[Element and region listings]
---

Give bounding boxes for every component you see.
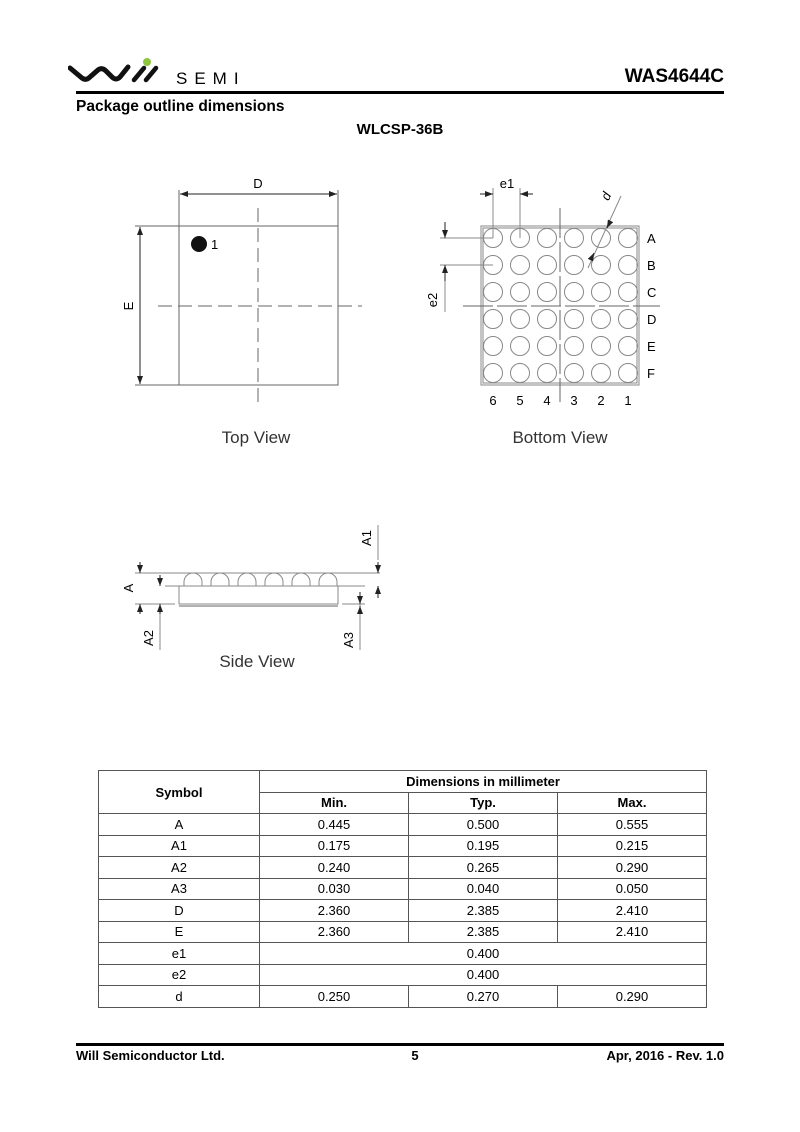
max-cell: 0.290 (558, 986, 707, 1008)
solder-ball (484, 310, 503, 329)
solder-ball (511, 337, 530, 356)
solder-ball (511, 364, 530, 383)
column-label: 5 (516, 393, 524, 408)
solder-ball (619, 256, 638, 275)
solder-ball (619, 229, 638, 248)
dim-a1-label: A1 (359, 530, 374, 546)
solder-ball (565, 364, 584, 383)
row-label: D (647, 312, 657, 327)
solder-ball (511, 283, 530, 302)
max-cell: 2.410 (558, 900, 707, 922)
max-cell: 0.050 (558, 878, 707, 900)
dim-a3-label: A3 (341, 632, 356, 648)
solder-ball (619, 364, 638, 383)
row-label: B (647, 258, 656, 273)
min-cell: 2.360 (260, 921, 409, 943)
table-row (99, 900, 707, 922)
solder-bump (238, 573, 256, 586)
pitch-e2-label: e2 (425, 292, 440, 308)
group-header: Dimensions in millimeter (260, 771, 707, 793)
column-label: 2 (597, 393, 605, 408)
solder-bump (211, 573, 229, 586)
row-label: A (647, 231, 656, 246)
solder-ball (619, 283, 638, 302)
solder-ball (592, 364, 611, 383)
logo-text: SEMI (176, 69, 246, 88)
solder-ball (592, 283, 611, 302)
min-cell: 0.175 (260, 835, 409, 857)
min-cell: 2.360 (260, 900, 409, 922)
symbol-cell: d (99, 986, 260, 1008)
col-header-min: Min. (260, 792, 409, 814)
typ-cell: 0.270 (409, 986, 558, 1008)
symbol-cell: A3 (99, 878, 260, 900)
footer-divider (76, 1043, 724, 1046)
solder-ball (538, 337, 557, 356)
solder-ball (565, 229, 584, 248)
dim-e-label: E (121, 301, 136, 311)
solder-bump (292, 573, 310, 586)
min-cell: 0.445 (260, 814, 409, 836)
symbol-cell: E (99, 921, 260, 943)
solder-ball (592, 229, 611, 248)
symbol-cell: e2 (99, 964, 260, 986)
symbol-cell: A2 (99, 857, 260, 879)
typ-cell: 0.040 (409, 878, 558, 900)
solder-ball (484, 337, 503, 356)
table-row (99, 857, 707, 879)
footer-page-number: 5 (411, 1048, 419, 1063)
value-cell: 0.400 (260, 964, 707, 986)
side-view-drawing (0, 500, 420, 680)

---

== AIM ==
Copy the listing above line for line without any changes, omitting the picture.

== WRITTEN RESPONSE ==
Give bounding boxes for every component you see.
max-cell: 0.290 (558, 986, 707, 1008)
solder-ball (484, 310, 503, 329)
solder-ball (511, 337, 530, 356)
solder-ball (511, 364, 530, 383)
column-label: 5 (516, 393, 524, 408)
solder-ball (619, 256, 638, 275)
solder-ball (619, 229, 638, 248)
dim-a1-label: A1 (359, 530, 374, 546)
solder-ball (565, 364, 584, 383)
row-label: D (647, 312, 657, 327)
solder-ball (511, 283, 530, 302)
max-cell: 2.410 (558, 900, 707, 922)
max-cell: 0.050 (558, 878, 707, 900)
dim-a3-label: A3 (341, 632, 356, 648)
solder-ball (619, 364, 638, 383)
row-label: B (647, 258, 656, 273)
min-cell: 2.360 (260, 921, 409, 943)
table-row (99, 900, 707, 922)
solder-bump (238, 573, 256, 586)
pitch-e2-label: e2 (425, 292, 440, 308)
group-header: Dimensions in millimeter (260, 771, 707, 793)
column-label: 2 (597, 393, 605, 408)
solder-bump (211, 573, 229, 586)
row-label: A (647, 231, 656, 246)
solder-ball (619, 283, 638, 302)
solder-ball (592, 364, 611, 383)
logo-text: SEMI (176, 69, 246, 88)
solder-ball (592, 283, 611, 302)
min-cell: 0.175 (260, 835, 409, 857)
min-cell: 2.360 (260, 900, 409, 922)
symbol-cell: d (99, 986, 260, 1008)
col-header-min: Min. (260, 792, 409, 814)
typ-cell: 0.270 (409, 986, 558, 1008)
symbol-cell: A3 (99, 878, 260, 900)
footer-divider (76, 1043, 724, 1046)
solder-ball (538, 337, 557, 356)
solder-ball (565, 229, 584, 248)
dim-e-label: E (121, 301, 136, 311)
solder-bump (292, 573, 310, 586)
min-cell: 0.445 (260, 814, 409, 836)
symbol-cell: E (99, 921, 260, 943)
solder-ball (592, 229, 611, 248)
symbol-cell: e2 (99, 964, 260, 986)
symbol-cell: A2 (99, 857, 260, 879)
typ-cell: 0.040 (409, 878, 558, 900)
solder-ball (484, 337, 503, 356)
table-row (99, 857, 707, 879)
footer-page-number: 5 (411, 1048, 419, 1063)
value-cell: 0.400 (260, 964, 707, 986)
side-view-drawing (0, 500, 420, 680)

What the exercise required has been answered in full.